Excerto do documento -
═══
Bem vestido, óculos à John Lennon, sorridente e bem parecido, especado perante um quadro numa galeria de pintura bem iluminada e espaçosa, um homem de meia altura troca impressões com outro, moreno, careca, ar de quem não entende nada de nada, mas que tem dinheiro, atarracado e baixote. A este grupo junta-se um outro par que, saltitando pela galeria, ia distribuindo sorridentes cumprimentos a torto e a direito. Notava-se os acabados de chegar, um pelo seu farfalhudo bigode e olhar circunspecto, vestido de " jeans " e camisa esgargalada um pouco amarrotada, enquanto o outro, de cabelo exuberante e ar de quem sabe tudo, tentava dar-lhe explicações daquilo que não entendia, interrompendo-se pelos cumprimentos. Em todos eles um copo de bebida, que lhes fora servida à entrada era generalizado. Num dos presentes do primeiro grupo, segurado pela pontinha, um pastel de bacalhau Ia sendo trincado e saboreado, enquanto os olhos arregalados saltavam de um canto ao outro duma tela que, sem ter culpa nenhuma, lá ia servindo de motivo de conversa àquela unida trupe de quatro galifões .
═══
O que fazer -
**1.** Traduza para inglês esta frase do texto sobre a galeria de pintura: "A este grupo junta-se um outro par que, saltitando pela galeria, ia distribuindo sorridentes cumprimentos a torto e a direito."
**2.** Dê seguimento ao texto sobre a galeria de pintura a partir da última frase apresentada.
A listagem abaixo é material independente do texto sobre a galeria de pintura.

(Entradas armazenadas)
═══
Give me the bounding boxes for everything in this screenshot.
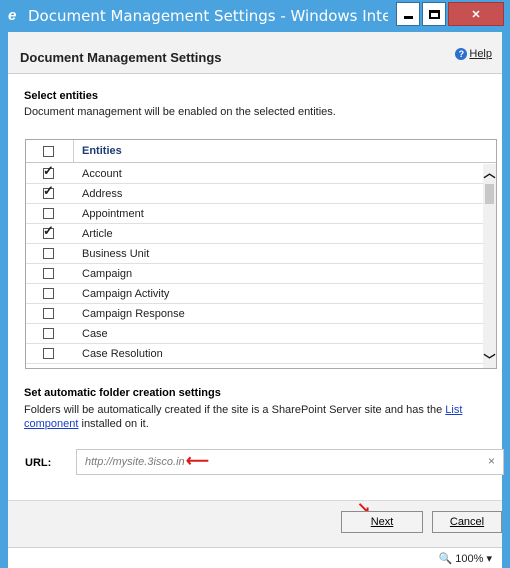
entity-label: Campaign Response bbox=[82, 308, 185, 320]
entity-label: Account bbox=[82, 168, 122, 180]
minimize-button[interactable] bbox=[396, 2, 420, 26]
entity-label: Address bbox=[82, 188, 123, 200]
minimize-icon bbox=[403, 15, 413, 19]
url-value: http://mysite.3isco.in bbox=[85, 456, 185, 468]
folder-settings-description: Folders will be automatically created if… bbox=[24, 403, 494, 431]
dialog-header: Document Management Settings ? Help bbox=[8, 32, 502, 74]
list-item[interactable]: ✓ Article bbox=[26, 224, 484, 244]
list-item[interactable]: Campaign bbox=[26, 264, 484, 284]
zoom-dropdown-icon[interactable]: ▾ bbox=[486, 553, 492, 565]
checkmark-icon: ✓ bbox=[43, 183, 54, 198]
annotation-arrow-left-icon: ⟵ bbox=[186, 453, 209, 470]
list-scrollbar[interactable]: ︿ ﹀ bbox=[483, 164, 496, 368]
window-title: Document Management Settings - Windows I… bbox=[28, 7, 388, 25]
url-input[interactable]: http://mysite.3isco.in × bbox=[76, 449, 504, 475]
entity-label: Appointment bbox=[82, 208, 144, 220]
entities-rows: ✓ Account ✓ Address Appointment ✓ Article Busin… bbox=[26, 164, 484, 369]
page-title: Document Management Settings bbox=[20, 50, 222, 65]
checkmark-icon: ✓ bbox=[43, 223, 54, 238]
help-icon: ? bbox=[455, 48, 468, 60]
help-link[interactable]: ? Help bbox=[455, 48, 492, 60]
next-button[interactable]: Next bbox=[341, 511, 423, 533]
maximize-icon bbox=[428, 9, 440, 19]
browser-window: e Document Management Settings - Windows… bbox=[0, 0, 510, 568]
entity-checkbox[interactable] bbox=[43, 328, 54, 339]
scroll-down-icon[interactable]: ﹀ bbox=[483, 351, 496, 368]
entities-column-header: Entities bbox=[82, 145, 122, 157]
entity-label: Case Resolution bbox=[82, 348, 163, 360]
list-item[interactable]: Business Unit bbox=[26, 244, 484, 264]
folder-settings-heading: Set automatic folder creation settings bbox=[24, 387, 221, 399]
cancel-button[interactable]: Cancel bbox=[432, 511, 502, 533]
entity-checkbox[interactable] bbox=[43, 268, 54, 279]
folder-desc-prefix: Folders will be automatically created if… bbox=[24, 404, 446, 416]
entity-checkbox[interactable] bbox=[43, 368, 54, 369]
entity-checkbox[interactable] bbox=[43, 208, 54, 219]
entity-checkbox[interactable] bbox=[43, 248, 54, 259]
scroll-up-icon[interactable]: ︿ bbox=[483, 164, 496, 182]
zoom-level: 100% bbox=[455, 553, 484, 565]
entity-checkbox[interactable]: ✓ bbox=[43, 164, 54, 179]
cancel-label: Cancel bbox=[449, 516, 485, 528]
list-item[interactable]: Campaign Activity bbox=[26, 284, 484, 304]
close-icon: ✕ bbox=[471, 8, 481, 21]
list-item[interactable]: ✓ Address bbox=[26, 184, 484, 204]
checkmark-icon: ✓ bbox=[43, 163, 54, 178]
maximize-button[interactable] bbox=[422, 2, 446, 26]
title-bar[interactable]: e Document Management Settings - Windows… bbox=[0, 0, 510, 32]
help-label: Help bbox=[469, 48, 492, 60]
select-all-checkbox[interactable] bbox=[43, 146, 54, 157]
dialog-footer bbox=[8, 500, 502, 549]
list-item[interactable]: Case bbox=[26, 324, 484, 344]
list-item[interactable]: Competitor bbox=[26, 364, 484, 369]
list-item[interactable]: Appointment bbox=[26, 204, 484, 224]
list-item[interactable]: Case Resolution bbox=[26, 344, 484, 364]
list-item[interactable]: ✓ Account bbox=[26, 164, 484, 184]
select-entities-heading: Select entities bbox=[24, 90, 98, 102]
entity-label: Case bbox=[82, 328, 108, 340]
clear-icon[interactable]: × bbox=[488, 454, 495, 468]
close-button[interactable]: ✕ bbox=[448, 2, 504, 26]
folder-desc-suffix: installed on it. bbox=[78, 418, 149, 430]
entities-list-header: Entities bbox=[26, 140, 496, 163]
internet-explorer-icon: e bbox=[8, 7, 17, 24]
entity-checkbox[interactable] bbox=[43, 348, 54, 359]
entity-label: Campaign Activity bbox=[82, 288, 170, 300]
entity-checkbox[interactable] bbox=[43, 308, 54, 319]
entity-checkbox[interactable]: ✓ bbox=[43, 224, 54, 239]
entity-checkbox[interactable] bbox=[43, 288, 54, 299]
entity-label: Competitor bbox=[82, 368, 136, 369]
list-item[interactable]: Campaign Response bbox=[26, 304, 484, 324]
entities-list: Entities ✓ Account ✓ Address Appointment ✓ Art… bbox=[25, 139, 497, 369]
zoom-control[interactable]: 🔍 100% ▾ bbox=[439, 552, 493, 565]
entity-label: Article bbox=[82, 228, 113, 240]
entity-label: Campaign bbox=[82, 268, 133, 280]
status-bar: 🔍 100% ▾ bbox=[8, 547, 502, 568]
column-divider bbox=[73, 140, 74, 162]
scroll-thumb[interactable] bbox=[485, 184, 494, 204]
dialog-content: Document Management Settings ? Help Sele… bbox=[8, 32, 504, 568]
entity-checkbox[interactable]: ✓ bbox=[43, 184, 54, 199]
entity-label: Business Unit bbox=[82, 248, 150, 260]
next-label: Next bbox=[370, 516, 394, 528]
select-entities-description: Document management will be enabled on t… bbox=[24, 106, 336, 118]
zoom-icon: 🔍 bbox=[438, 553, 453, 565]
url-label: URL: bbox=[25, 457, 52, 469]
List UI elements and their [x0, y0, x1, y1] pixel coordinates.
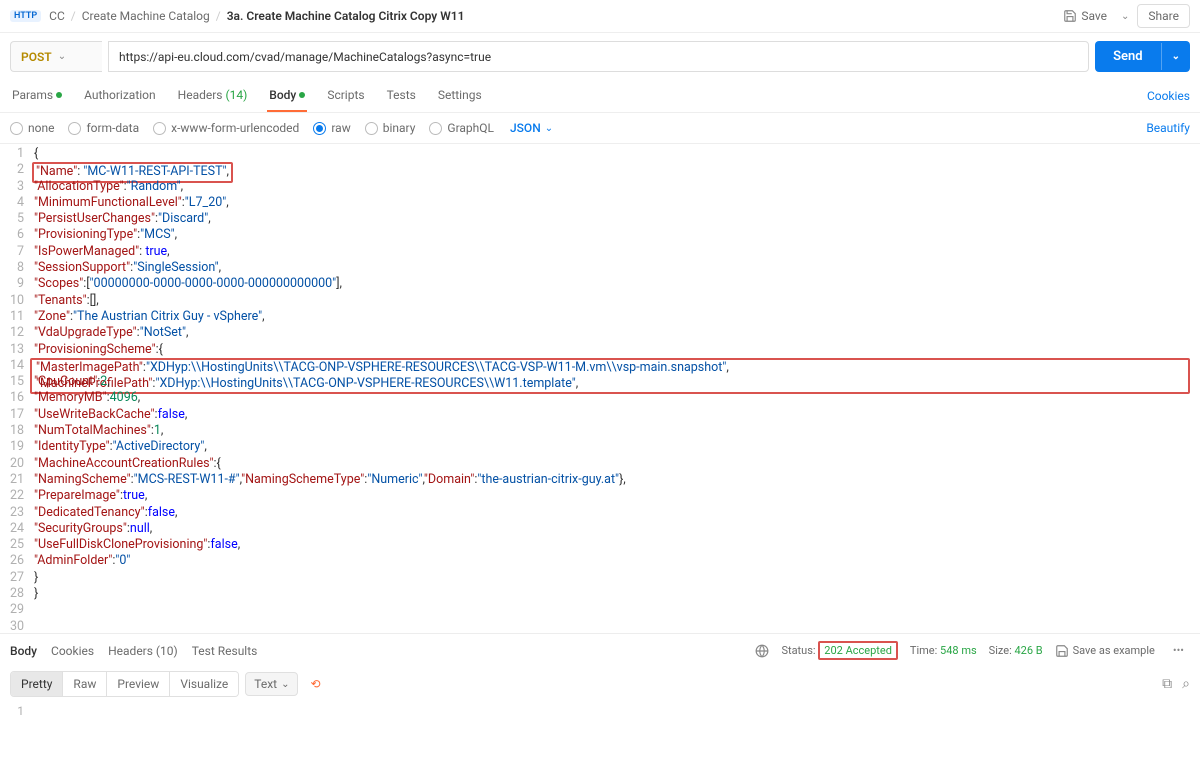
time-label: Time: 548 ms: [910, 644, 977, 657]
globe-icon[interactable]: [755, 644, 769, 658]
crumb-current: 3a. Create Machine Catalog Citrix Copy W…: [227, 9, 465, 23]
response-tabs: Body Cookies Headers (10) Test Results S…: [0, 634, 1200, 667]
resp-tab-body[interactable]: Body: [10, 644, 37, 658]
tab-settings[interactable]: Settings: [436, 80, 484, 112]
radio-none[interactable]: none: [10, 121, 54, 135]
save-button[interactable]: Save: [1057, 5, 1113, 27]
view-raw[interactable]: Raw: [63, 672, 107, 696]
chevron-down-icon: ⌄: [58, 51, 66, 62]
radio-raw[interactable]: raw: [313, 121, 350, 135]
search-icon[interactable]: ⌕: [1182, 676, 1190, 692]
tab-params[interactable]: Params: [10, 80, 64, 112]
request-tabs: Params Authorization Headers (14) Body S…: [0, 80, 1200, 113]
crumb-folder[interactable]: Create Machine Catalog: [82, 9, 210, 23]
more-icon[interactable]: •••: [1167, 640, 1190, 661]
chevron-down-icon: ⌄: [545, 123, 553, 134]
resp-code[interactable]: [34, 703, 1200, 719]
resp-tab-test-results[interactable]: Test Results: [192, 644, 258, 658]
response-toolbar: Pretty Raw Preview Visualize Text⌄ ⟲ ⧉ ⌕: [0, 667, 1200, 701]
editor-code[interactable]: { "Name": "MC-W11-REST-API-TEST", "Alloc…: [34, 146, 1200, 625]
wrap-icon[interactable]: ⟲: [304, 673, 326, 695]
status-value: 202 Accepted: [818, 641, 898, 660]
crumb-sep: /: [71, 9, 76, 23]
http-method-select[interactable]: POST ⌄: [10, 41, 102, 72]
dot-icon: [299, 92, 305, 98]
radio-graphql[interactable]: GraphQL: [429, 121, 494, 135]
tab-scripts[interactable]: Scripts: [325, 80, 366, 112]
url-input[interactable]: [108, 41, 1089, 72]
beautify-link[interactable]: Beautify: [1146, 121, 1190, 135]
send-button[interactable]: Send ⌄: [1095, 41, 1190, 72]
format-select[interactable]: JSON⌄: [510, 121, 553, 135]
tab-body[interactable]: Body: [267, 80, 307, 112]
save-icon: [1055, 644, 1069, 658]
share-button[interactable]: Share: [1137, 4, 1190, 28]
view-preview[interactable]: Preview: [107, 672, 170, 696]
resp-format-select[interactable]: Text⌄: [245, 672, 298, 696]
url-row: POST ⌄ Send ⌄: [0, 33, 1200, 80]
tab-headers[interactable]: Headers (14): [176, 80, 250, 112]
dot-icon: [56, 92, 62, 98]
radio-binary[interactable]: binary: [365, 121, 416, 135]
view-mode-segment: Pretty Raw Preview Visualize: [10, 671, 239, 697]
http-badge: HTTP: [10, 10, 41, 22]
view-pretty[interactable]: Pretty: [11, 672, 63, 696]
crumb-root[interactable]: CC: [49, 9, 65, 23]
copy-icon[interactable]: ⧉: [1162, 676, 1172, 692]
send-dropdown[interactable]: ⌄: [1161, 43, 1190, 70]
radio-formdata[interactable]: form-data: [68, 121, 139, 135]
cookies-link[interactable]: Cookies: [1147, 89, 1190, 103]
resp-tab-headers[interactable]: Headers (10): [108, 644, 178, 658]
tab-authorization[interactable]: Authorization: [82, 80, 158, 112]
save-as-example[interactable]: Save as example: [1055, 644, 1155, 658]
status-label: Status: 202 Accepted: [781, 644, 897, 657]
body-type-row: none form-data x-www-form-urlencoded raw…: [0, 113, 1200, 144]
editor-gutter: 12345678910 11121314151617181920 2122232…: [0, 146, 34, 625]
tab-tests[interactable]: Tests: [385, 80, 418, 112]
breadcrumb: CC / Create Machine Catalog / 3a. Create…: [49, 9, 1057, 23]
response-body[interactable]: 1: [0, 701, 1200, 721]
radio-urlencoded[interactable]: x-www-form-urlencoded: [153, 121, 299, 135]
size-label: Size: 426 B: [989, 644, 1043, 657]
save-icon: [1063, 9, 1077, 23]
crumb-sep: /: [216, 9, 221, 23]
request-body-editor[interactable]: 12345678910 11121314151617181920 2122232…: [0, 144, 1200, 634]
header-bar: HTTP CC / Create Machine Catalog / 3a. C…: [0, 0, 1200, 33]
resp-tab-cookies[interactable]: Cookies: [51, 644, 94, 658]
resp-gutter: 1: [0, 703, 34, 719]
save-chevron[interactable]: ⌄: [1121, 11, 1129, 22]
view-visualize[interactable]: Visualize: [170, 672, 238, 696]
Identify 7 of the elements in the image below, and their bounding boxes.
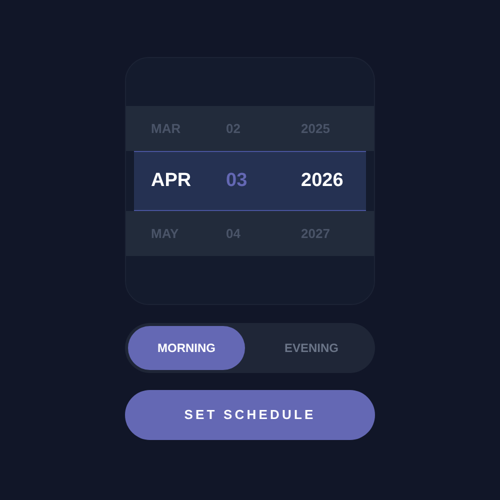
month-text: APR <box>151 168 192 193</box>
time-of-day-option[interactable]: EVENING <box>251 326 372 370</box>
year-text: 2026 <box>301 168 344 193</box>
selected-date-row[interactable]: APR 03 2026 <box>134 151 366 211</box>
day-text: 03 <box>226 168 248 193</box>
time-of-day-option[interactable]: MORNING <box>128 326 245 370</box>
set-schedule-button[interactable]: SET SCHEDULE <box>125 390 375 440</box>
═══
Respostas por tarefa -
**1.** This group is joined by another pair who, skipping about the gallery, went around handing out smiling greetings left and right.

**2.**
Já imaginaram esta cena ? Pois bem. Imaginem o que cada um dizia aos outros. Nenhum deles conhecia o artista e a tela era a primeira vez que por eles era observada. Acabariam todos por cair no ridículo se se olhassem interiormente. Um quadro não pode ser observado só uma única vez para poder ser compreendido. Terá que ser deglutido calmamente e por várias vezes. Há que buscar as razões e os objectivos, que levaram o artista a concretizar a sua obra para além dos traços, cores e perspectivas nela inseridos. Observar um quadro é como a atitude que deve tomar um " adorador " de " Alta Culinária ". Não se pode nem se deve comer um peixe requintadamente cozinhado sem o acompanhar pelo menos ao sabor dos lábios com um vinho mesmo caseiro se possível, mas pleno de virtudes e transparência, que os virtuosos olhos o ultrapassem e dele fique o aroma delicado, que sempre o deverá acompanhar. Acima de tudo, quem comer esse peixe deverá ter a perfeita noção do seu tempero, ou seja, que alhos são alhos e poejos de peixe são poejos de peixe e não dos secos de carne. Isto é a Arte da Boa Mesa. Aquilo é a Arte do Espírito .
Agora imaginem um quadro onde as cores mais aliciantes contracenam com traços e sombreados perfeitamente desenhados. O motivo deixo à vossa escolha. Era exactamente o desígnio do seu autor. Nele encontra-se o objectivo visionado pelo artista, quando o cumpriu. É a sua realidade. É mesmo a sua Verdade. São traços simples e tonalidades leves, quentes e claras. Diríamos mesmo translúcidas. São espaços abertos pela coragem e pelo virtuosismo. São a exteriorização do que vai na mente do artista, porque a sua mente é alma. Viver é encarar com simplicidade os exemplos, que a Natureza nos oferece par e passo e encontrar neles a razão plena do nosso âmago. Viver é encontrar no quase tudo mau o pouco de bom que ainda pode restar, tirando dele o máximo de proveito e de alegria. Na pintura, viver é a busca permanente, que o artista procura entre o melhor e o óptimo de forma a conseguir a sua própria realização interior. Esta é a Arte de Viver. É também e finalmente a minha maneira de me sensibilizar ao longo dos dias que correm e eu com eles .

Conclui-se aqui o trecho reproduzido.